Task objective: Each line that follows is to be retyped exactly.

Records provided:

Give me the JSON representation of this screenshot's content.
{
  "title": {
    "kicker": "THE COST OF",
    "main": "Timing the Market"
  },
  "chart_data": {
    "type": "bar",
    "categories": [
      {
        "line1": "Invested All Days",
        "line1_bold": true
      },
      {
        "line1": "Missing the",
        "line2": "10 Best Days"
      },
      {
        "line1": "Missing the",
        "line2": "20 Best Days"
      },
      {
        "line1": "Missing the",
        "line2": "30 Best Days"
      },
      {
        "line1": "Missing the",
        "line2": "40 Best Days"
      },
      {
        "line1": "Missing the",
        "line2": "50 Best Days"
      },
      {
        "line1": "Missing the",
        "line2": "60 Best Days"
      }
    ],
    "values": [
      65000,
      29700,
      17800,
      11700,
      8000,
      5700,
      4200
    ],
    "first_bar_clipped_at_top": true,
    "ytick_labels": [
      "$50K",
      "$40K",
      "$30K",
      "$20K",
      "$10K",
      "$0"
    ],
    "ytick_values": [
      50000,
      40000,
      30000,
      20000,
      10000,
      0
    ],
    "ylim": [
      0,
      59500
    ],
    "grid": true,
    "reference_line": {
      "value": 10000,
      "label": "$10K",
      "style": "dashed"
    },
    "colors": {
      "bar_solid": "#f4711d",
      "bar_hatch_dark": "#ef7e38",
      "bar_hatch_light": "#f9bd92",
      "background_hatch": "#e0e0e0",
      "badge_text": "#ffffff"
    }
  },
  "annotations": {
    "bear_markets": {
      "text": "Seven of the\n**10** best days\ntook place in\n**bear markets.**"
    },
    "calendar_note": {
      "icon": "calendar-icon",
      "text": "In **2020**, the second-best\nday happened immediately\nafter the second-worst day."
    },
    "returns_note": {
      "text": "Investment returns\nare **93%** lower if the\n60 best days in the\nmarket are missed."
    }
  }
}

Task response:
Give me the JSON representation of this screenshot's content.
{
  "title": {
    "kicker": "THE COST OF",
    "main": "Timing the Market"
  },
  "chart_data": {
    "type": "bar",
    "categories": [
      {
        "line1": "Invested All Days",
        "line1_bold": true
      },
      {
        "line1": "Missing the",
        "line2": "10 Best Days"
      },
      {
        "line1": "Missing the",
        "line2": "20 Best Days"
      },
      {
        "line1": "Missing the",
        "line2": "30 Best Days"
      },
      {
        "line1": "Missing the",
        "line2": "40 Best Days"
      },
      {
        "line1": "Missing the",
        "line2": "50 Best Days"
      },
      {
        "line1": "Missing the",
        "line2": "60 Best Days"
      }
    ],
    "values": [
      65000,
      29700,
      17800,
      11700,
      8000,
      5700,
      4200
    ],
    "first_bar_clipped_at_top": true,
    "ytick_labels": [
      "$50K",
      "$40K",
      "$30K",
      "$20K",
      "$10K",
      "$0"
    ],
    "ytick_values": [
      50000,
      40000,
      30000,
      20000,
      10000,
      0
    ],
    "ylim": [
      0,
      59500
    ],
    "grid": true,
    "reference_line": {
      "value": 10000,
      "label": "$10K",
      "style": "dashed"
    },
    "colors": {
      "bar_solid": "#f4711d",
      "bar_hatch_dark": "#ef7e38",
      "bar_hatch_light": "#f9bd92",
      "background_hatch": "#e0e0e0",
      "badge_text": "#ffffff"
    }
  },
  "annotations": {
    "bear_markets": {
      "text": "Seven of the\n**10** best days\ntook place in\n**bear markets.**"
    },
    "calendar_note": {
      "icon": "calendar-icon",
      "text": "In **2020**, the second-best\nday happened immediately\nafter the second-worst day."
    },
    "returns_note": {
      "text": "Investment returns\nare **93%** lower if the\n60 best days in the\nmarket are missed."
    }
  }
}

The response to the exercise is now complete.